═════ Given data

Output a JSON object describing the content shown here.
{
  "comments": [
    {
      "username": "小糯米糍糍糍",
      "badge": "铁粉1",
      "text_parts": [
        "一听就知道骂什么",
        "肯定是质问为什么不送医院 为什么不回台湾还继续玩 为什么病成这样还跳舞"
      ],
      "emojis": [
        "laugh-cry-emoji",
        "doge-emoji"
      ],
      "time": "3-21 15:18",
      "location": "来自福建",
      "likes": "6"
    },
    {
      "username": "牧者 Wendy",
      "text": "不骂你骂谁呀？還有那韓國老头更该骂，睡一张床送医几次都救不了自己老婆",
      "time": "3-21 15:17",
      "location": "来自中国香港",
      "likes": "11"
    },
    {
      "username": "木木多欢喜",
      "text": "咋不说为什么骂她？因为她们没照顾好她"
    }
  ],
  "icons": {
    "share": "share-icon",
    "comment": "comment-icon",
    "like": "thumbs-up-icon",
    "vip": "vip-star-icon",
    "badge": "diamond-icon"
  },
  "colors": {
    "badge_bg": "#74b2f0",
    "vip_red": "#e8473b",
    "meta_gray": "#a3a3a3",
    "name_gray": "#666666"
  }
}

══════════

◆ Exercise requirements:
Extract the full listing above without alteration.

◆ Correct response:
Output a JSON object describing the content shown here.
{
  "comments": [
    {
      "username": "小糯米糍糍糍",
      "badge": "铁粉1",
      "text_parts": [
        "一听就知道骂什么",
        "肯定是质问为什么不送医院 为什么不回台湾还继续玩 为什么病成这样还跳舞"
      ],
      "emojis": [
        "laugh-cry-emoji",
        "doge-emoji"
      ],
      "time": "3-21 15:18",
      "location": "来自福建",
      "likes": "6"
    },
    {
      "username": "牧者 Wendy",
      "text": "不骂你骂谁呀？還有那韓國老头更该骂，睡一张床送医几次都救不了自己老婆",
      "time": "3-21 15:17",
      "location": "来自中国香港",
      "likes": "11"
    },
    {
      "username": "木木多欢喜",
      "text": "咋不说为什么骂她？因为她们没照顾好她"
    }
  ],
  "icons": {
    "share": "share-icon",
    "comment": "comment-icon",
    "like": "thumbs-up-icon",
    "vip": "vip-star-icon",
    "badge": "diamond-icon"
  },
  "colors": {
    "badge_bg": "#74b2f0",
    "vip_red": "#e8473b",
    "meta_gray": "#a3a3a3",
    "name_gray": "#666666"
  }
}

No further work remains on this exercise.